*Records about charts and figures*
********

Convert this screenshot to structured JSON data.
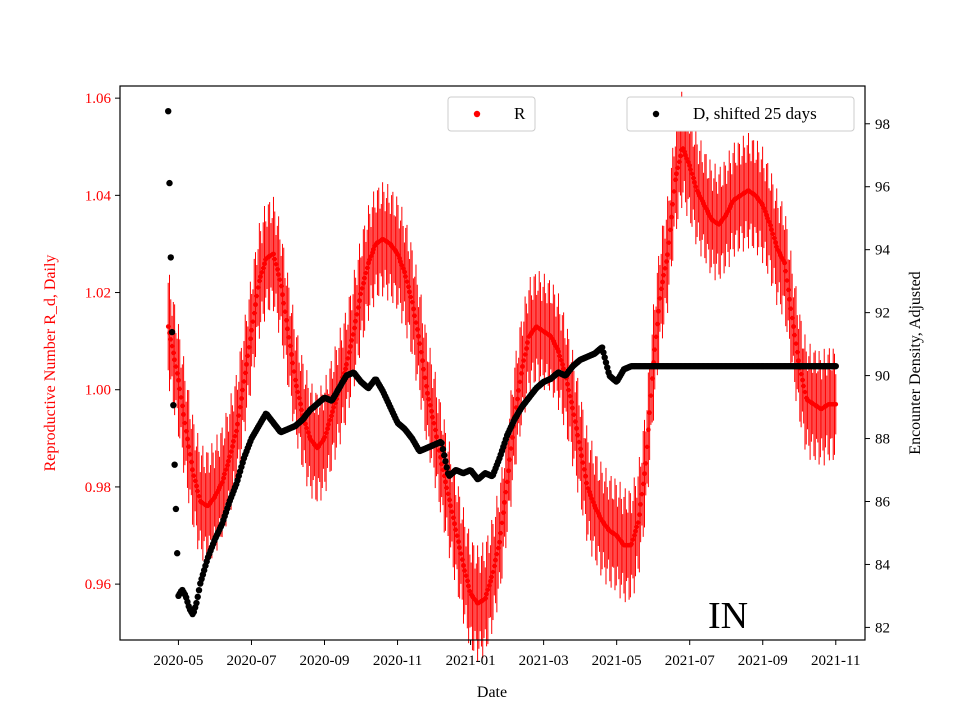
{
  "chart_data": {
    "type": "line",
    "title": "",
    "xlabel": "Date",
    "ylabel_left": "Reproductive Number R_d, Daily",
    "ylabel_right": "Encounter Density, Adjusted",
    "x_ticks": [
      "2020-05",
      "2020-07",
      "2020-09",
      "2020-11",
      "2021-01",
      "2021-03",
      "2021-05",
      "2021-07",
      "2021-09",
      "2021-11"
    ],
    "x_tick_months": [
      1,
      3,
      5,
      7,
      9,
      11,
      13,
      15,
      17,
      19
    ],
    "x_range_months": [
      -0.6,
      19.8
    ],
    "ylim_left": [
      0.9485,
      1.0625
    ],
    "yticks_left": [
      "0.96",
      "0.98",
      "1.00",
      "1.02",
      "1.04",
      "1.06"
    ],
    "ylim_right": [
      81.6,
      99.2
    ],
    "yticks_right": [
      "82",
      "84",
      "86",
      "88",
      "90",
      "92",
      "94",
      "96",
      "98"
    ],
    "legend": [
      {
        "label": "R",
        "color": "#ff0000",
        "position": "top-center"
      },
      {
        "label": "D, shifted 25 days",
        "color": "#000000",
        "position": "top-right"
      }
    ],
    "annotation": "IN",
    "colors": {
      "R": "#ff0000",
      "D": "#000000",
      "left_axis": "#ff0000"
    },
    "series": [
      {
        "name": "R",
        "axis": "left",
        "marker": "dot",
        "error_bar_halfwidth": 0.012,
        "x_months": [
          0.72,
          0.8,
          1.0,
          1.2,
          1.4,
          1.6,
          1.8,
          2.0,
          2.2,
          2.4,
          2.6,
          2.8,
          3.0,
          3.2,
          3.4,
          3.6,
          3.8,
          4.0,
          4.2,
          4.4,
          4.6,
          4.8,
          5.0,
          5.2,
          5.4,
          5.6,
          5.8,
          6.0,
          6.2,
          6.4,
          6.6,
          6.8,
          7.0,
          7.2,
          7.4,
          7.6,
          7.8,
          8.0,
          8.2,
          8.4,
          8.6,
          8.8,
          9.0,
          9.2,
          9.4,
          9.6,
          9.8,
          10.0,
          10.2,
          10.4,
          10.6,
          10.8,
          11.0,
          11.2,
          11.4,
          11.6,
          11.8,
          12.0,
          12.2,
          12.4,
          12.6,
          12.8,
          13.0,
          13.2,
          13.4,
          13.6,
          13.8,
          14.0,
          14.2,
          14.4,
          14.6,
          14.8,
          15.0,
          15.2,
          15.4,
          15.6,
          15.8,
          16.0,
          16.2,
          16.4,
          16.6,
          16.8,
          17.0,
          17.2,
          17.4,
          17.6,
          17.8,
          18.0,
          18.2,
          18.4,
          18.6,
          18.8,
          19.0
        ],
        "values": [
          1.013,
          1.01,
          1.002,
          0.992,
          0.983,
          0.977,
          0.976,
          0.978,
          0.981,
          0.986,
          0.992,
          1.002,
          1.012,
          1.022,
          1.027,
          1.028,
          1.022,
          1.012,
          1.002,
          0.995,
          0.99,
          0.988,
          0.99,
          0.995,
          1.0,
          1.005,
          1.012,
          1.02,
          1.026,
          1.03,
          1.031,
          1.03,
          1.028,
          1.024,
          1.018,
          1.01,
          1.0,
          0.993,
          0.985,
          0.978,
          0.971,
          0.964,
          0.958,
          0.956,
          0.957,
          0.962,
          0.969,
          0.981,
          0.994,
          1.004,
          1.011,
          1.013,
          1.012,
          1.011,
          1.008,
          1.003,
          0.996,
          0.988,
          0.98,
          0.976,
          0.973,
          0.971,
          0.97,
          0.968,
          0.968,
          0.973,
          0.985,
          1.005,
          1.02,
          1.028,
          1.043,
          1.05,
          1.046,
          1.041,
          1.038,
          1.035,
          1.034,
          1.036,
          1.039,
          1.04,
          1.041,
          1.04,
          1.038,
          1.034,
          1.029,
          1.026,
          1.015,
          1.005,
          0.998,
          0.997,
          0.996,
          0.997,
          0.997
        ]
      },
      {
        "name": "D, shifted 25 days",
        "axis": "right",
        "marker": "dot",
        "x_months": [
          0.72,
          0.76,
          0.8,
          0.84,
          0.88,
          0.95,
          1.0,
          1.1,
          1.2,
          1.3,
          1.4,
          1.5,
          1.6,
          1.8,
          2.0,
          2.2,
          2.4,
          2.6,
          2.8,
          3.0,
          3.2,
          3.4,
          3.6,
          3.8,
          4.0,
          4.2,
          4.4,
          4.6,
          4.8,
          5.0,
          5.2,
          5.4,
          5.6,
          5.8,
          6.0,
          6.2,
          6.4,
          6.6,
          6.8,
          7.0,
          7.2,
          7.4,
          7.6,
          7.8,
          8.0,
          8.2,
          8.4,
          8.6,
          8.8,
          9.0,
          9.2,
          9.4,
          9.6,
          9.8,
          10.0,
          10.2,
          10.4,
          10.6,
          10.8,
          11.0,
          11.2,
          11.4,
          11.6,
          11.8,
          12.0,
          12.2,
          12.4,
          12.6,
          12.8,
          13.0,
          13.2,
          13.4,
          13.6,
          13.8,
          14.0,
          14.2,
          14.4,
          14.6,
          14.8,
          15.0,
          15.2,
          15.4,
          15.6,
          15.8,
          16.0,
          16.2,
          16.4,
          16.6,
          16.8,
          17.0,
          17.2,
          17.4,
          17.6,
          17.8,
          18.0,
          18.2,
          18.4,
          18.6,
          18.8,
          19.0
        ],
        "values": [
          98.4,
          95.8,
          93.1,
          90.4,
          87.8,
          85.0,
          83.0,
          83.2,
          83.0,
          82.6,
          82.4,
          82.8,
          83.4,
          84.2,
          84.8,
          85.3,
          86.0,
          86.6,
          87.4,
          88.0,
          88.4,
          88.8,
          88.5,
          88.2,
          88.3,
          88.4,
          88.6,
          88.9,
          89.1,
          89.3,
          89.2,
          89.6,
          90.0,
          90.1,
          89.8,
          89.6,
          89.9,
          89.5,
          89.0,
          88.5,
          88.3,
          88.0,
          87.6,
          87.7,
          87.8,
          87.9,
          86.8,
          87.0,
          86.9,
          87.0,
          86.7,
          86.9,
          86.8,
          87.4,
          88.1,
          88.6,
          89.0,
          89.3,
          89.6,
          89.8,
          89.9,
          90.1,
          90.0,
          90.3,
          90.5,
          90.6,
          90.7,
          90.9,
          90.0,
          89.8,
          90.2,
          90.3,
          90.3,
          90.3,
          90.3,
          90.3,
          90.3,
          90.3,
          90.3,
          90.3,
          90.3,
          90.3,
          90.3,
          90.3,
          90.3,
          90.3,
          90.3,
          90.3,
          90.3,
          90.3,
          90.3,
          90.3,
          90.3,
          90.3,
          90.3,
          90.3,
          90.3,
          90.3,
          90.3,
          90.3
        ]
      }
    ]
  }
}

********

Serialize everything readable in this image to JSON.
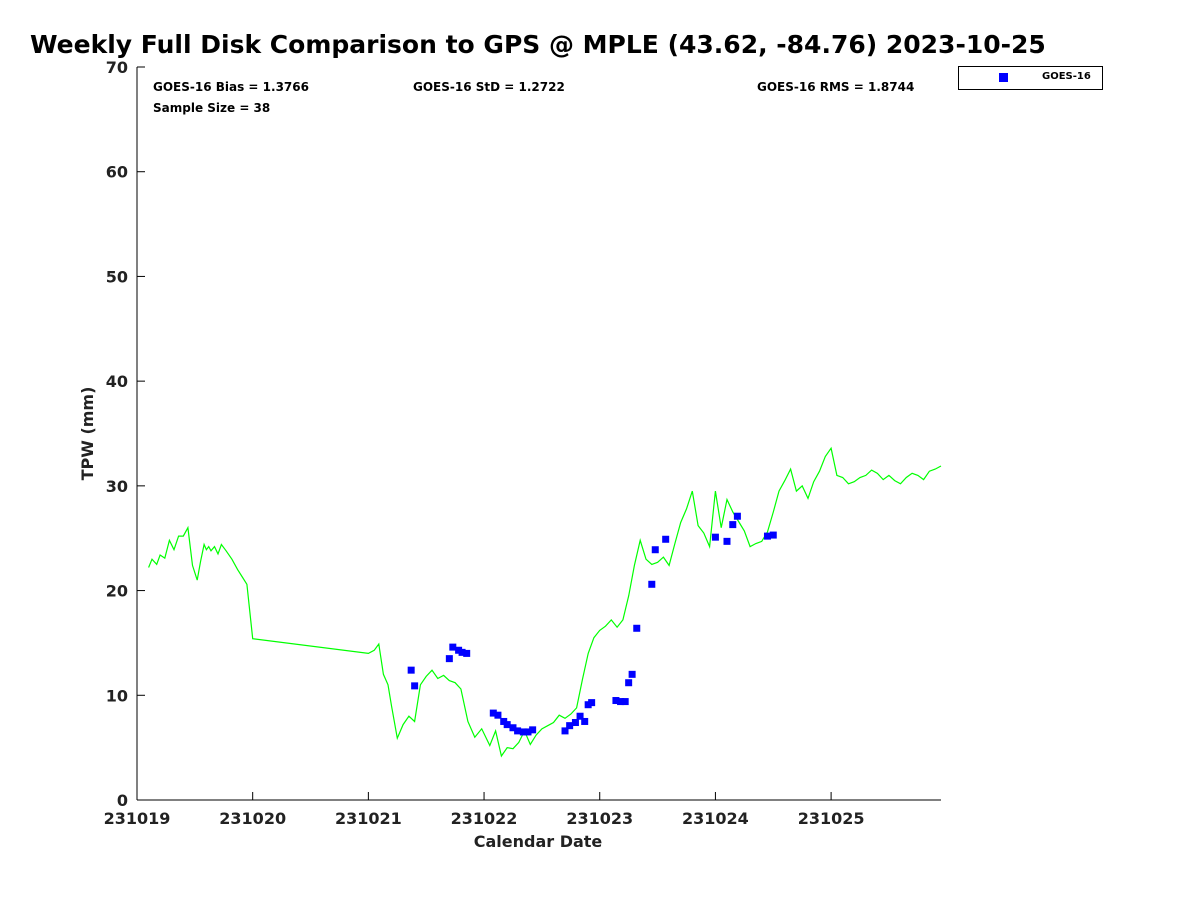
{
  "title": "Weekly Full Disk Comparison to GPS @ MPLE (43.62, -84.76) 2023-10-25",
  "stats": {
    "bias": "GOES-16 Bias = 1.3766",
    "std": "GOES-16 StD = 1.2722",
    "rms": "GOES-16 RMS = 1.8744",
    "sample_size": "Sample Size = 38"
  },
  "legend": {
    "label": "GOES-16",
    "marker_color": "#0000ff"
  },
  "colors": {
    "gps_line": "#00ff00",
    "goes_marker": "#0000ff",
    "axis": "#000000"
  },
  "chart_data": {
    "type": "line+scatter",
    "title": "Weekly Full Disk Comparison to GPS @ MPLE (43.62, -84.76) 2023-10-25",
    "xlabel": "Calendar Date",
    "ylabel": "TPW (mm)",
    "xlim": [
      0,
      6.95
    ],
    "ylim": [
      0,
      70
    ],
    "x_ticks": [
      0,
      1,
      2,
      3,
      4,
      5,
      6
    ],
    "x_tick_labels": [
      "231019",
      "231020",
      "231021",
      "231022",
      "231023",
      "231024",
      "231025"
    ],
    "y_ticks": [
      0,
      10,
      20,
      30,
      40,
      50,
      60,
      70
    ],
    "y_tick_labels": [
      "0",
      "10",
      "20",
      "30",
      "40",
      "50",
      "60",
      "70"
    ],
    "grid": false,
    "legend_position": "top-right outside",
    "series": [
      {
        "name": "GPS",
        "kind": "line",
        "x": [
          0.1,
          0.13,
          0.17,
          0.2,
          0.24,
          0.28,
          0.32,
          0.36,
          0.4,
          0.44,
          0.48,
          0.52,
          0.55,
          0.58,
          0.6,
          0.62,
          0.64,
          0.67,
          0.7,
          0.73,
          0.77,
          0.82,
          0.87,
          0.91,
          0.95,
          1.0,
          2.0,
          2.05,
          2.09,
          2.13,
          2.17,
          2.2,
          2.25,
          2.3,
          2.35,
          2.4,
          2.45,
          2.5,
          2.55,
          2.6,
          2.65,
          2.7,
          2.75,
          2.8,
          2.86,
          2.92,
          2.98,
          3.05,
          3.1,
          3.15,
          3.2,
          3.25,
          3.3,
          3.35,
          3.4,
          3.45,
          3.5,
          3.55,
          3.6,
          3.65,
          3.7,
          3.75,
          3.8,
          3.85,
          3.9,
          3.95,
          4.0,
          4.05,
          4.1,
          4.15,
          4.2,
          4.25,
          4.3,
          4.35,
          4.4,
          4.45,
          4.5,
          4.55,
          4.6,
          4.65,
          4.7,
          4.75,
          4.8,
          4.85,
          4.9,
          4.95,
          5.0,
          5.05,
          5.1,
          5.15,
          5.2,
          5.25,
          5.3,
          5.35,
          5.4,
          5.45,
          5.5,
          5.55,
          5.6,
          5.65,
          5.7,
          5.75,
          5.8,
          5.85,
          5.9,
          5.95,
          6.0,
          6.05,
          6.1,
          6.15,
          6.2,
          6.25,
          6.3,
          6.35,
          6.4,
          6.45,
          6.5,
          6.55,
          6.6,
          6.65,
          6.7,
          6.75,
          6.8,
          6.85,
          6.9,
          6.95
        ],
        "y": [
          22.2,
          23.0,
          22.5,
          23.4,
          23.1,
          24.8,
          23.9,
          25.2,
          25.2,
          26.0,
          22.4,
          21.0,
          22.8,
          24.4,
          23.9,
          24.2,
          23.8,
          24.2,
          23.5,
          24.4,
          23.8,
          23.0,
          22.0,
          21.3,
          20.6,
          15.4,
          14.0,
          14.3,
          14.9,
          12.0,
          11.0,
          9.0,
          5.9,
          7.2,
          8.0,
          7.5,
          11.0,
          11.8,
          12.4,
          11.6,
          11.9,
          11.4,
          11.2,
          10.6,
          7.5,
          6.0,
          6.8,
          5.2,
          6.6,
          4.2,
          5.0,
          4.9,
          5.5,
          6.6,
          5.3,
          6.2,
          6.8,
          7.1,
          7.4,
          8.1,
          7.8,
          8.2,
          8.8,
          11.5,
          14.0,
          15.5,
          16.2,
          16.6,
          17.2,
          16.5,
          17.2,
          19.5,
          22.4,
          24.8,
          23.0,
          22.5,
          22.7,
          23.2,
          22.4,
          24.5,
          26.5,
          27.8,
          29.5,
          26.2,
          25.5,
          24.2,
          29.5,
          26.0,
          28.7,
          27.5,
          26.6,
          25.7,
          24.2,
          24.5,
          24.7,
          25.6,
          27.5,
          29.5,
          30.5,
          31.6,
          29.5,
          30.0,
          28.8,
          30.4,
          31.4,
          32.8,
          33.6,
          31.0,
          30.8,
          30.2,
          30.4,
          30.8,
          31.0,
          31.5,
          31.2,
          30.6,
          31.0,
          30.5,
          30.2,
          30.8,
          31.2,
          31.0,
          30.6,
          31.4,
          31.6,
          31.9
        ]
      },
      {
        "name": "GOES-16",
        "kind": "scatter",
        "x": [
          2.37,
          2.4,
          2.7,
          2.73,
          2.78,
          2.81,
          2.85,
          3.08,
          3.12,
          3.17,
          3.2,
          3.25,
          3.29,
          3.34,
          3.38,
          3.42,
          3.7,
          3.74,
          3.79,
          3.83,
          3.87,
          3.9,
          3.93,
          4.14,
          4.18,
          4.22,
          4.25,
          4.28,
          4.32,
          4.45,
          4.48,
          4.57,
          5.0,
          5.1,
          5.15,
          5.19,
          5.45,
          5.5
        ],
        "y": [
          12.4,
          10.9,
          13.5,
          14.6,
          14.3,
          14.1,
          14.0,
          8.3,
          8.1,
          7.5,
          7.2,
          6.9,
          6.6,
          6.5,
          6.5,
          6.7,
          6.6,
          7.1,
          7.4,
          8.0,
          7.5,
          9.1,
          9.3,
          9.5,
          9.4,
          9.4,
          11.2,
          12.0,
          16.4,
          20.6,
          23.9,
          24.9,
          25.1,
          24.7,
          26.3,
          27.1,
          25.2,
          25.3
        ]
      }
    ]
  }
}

********

*PROMPT*
Using the listing above, gather each line that holds the string "this" and copy it.

*ANSWER TO THE TASK*
Convert this screenshot to structured JSON data.
Serialize everything readable in this image to JSON.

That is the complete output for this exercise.